**Your objective:** Below is a listing to write out in full, exactly as given, without its pictures.

**Data entries:**
----------

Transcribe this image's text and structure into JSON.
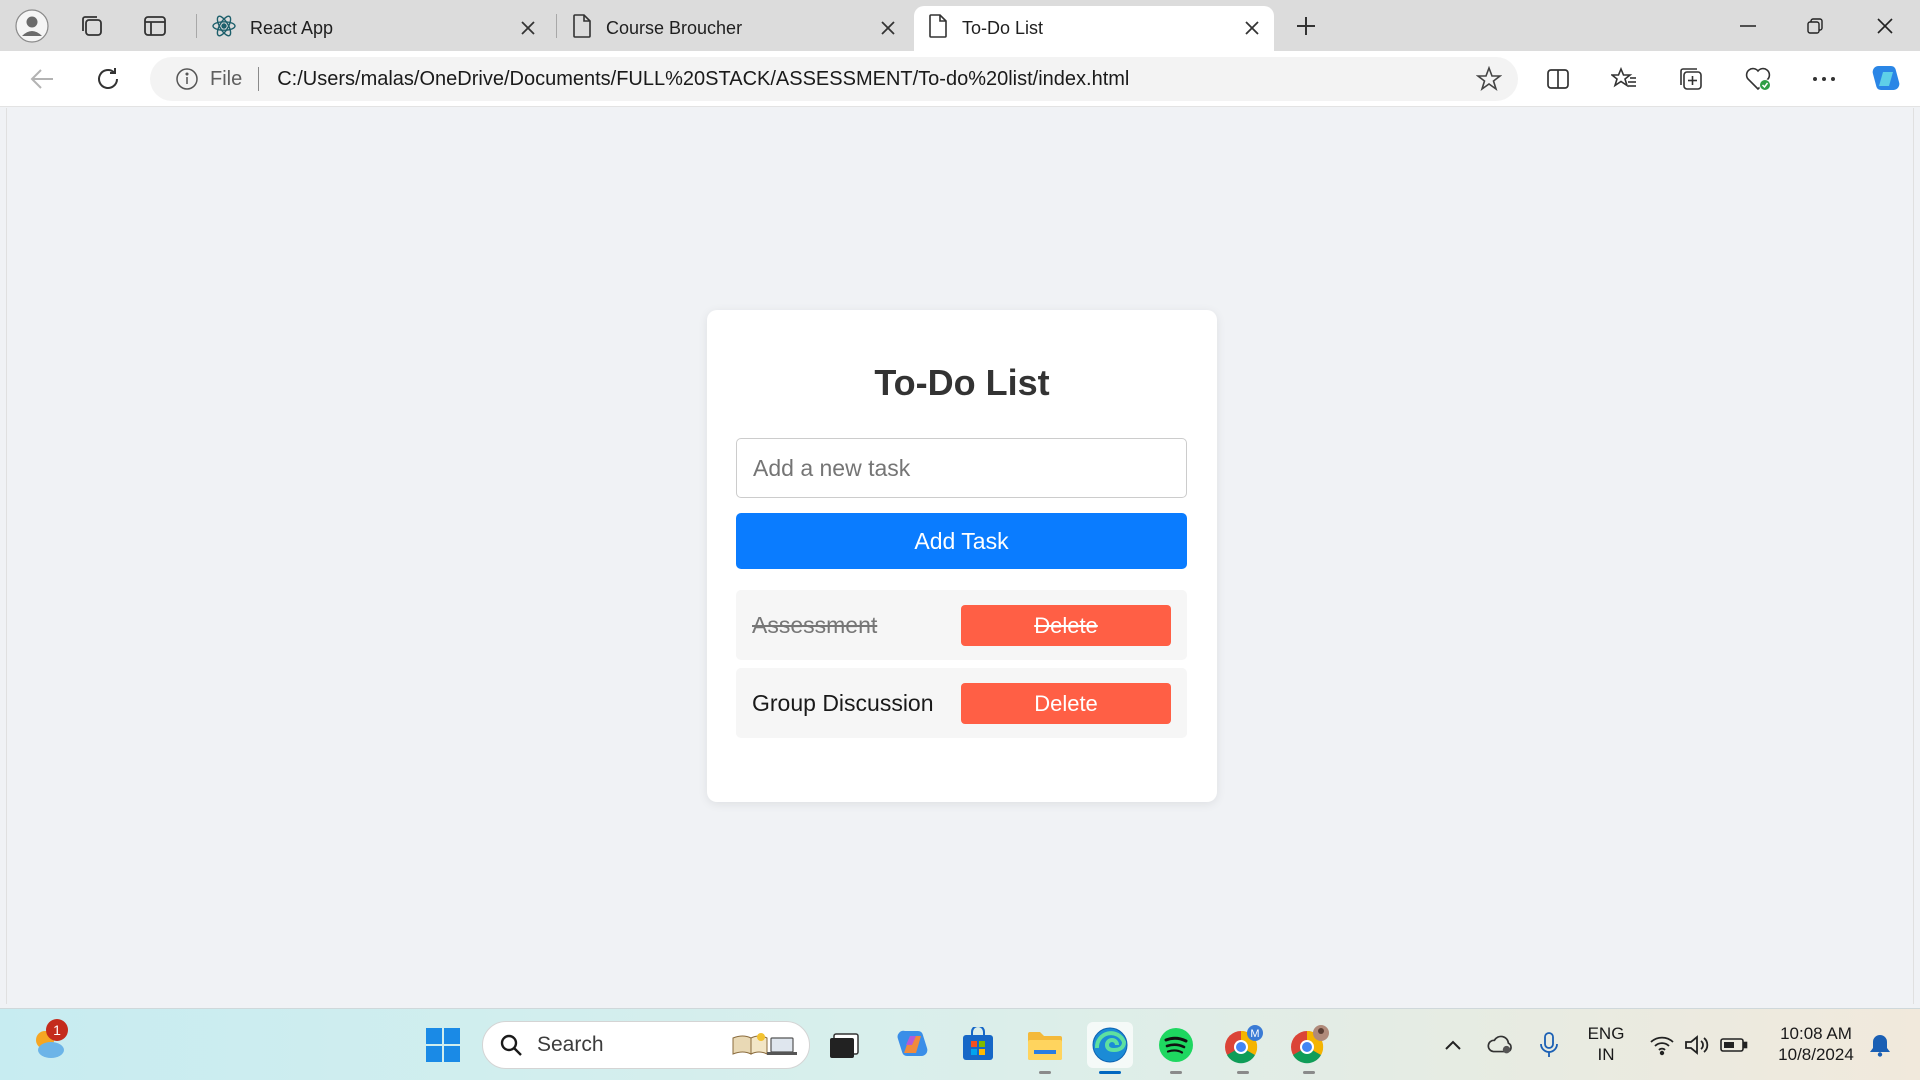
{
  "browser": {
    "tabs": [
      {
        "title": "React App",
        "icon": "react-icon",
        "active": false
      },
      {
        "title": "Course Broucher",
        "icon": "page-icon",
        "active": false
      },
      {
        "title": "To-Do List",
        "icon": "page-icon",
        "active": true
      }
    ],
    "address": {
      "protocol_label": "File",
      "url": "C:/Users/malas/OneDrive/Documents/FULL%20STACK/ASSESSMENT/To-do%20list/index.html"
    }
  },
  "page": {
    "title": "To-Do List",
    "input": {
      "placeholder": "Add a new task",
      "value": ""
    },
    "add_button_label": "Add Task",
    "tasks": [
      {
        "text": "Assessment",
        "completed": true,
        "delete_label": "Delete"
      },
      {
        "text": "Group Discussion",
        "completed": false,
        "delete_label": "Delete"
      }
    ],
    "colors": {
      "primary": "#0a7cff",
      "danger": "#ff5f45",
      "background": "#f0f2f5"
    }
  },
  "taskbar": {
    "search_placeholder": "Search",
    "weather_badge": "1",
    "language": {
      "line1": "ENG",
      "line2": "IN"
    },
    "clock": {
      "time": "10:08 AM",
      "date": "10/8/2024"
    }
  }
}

----------

**Exercise result:**
Transcribe this image's text and structure into JSON.
{
  "browser": {
    "tabs": [
      {
        "title": "React App",
        "icon": "react-icon",
        "active": false
      },
      {
        "title": "Course Broucher",
        "icon": "page-icon",
        "active": false
      },
      {
        "title": "To-Do List",
        "icon": "page-icon",
        "active": true
      }
    ],
    "address": {
      "protocol_label": "File",
      "url": "C:/Users/malas/OneDrive/Documents/FULL%20STACK/ASSESSMENT/To-do%20list/index.html"
    }
  },
  "page": {
    "title": "To-Do List",
    "input": {
      "placeholder": "Add a new task",
      "value": ""
    },
    "add_button_label": "Add Task",
    "tasks": [
      {
        "text": "Assessment",
        "completed": true,
        "delete_label": "Delete"
      },
      {
        "text": "Group Discussion",
        "completed": false,
        "delete_label": "Delete"
      }
    ],
    "colors": {
      "primary": "#0a7cff",
      "danger": "#ff5f45",
      "background": "#f0f2f5"
    }
  },
  "taskbar": {
    "search_placeholder": "Search",
    "weather_badge": "1",
    "language": {
      "line1": "ENG",
      "line2": "IN"
    },
    "clock": {
      "time": "10:08 AM",
      "date": "10/8/2024"
    }
  }
}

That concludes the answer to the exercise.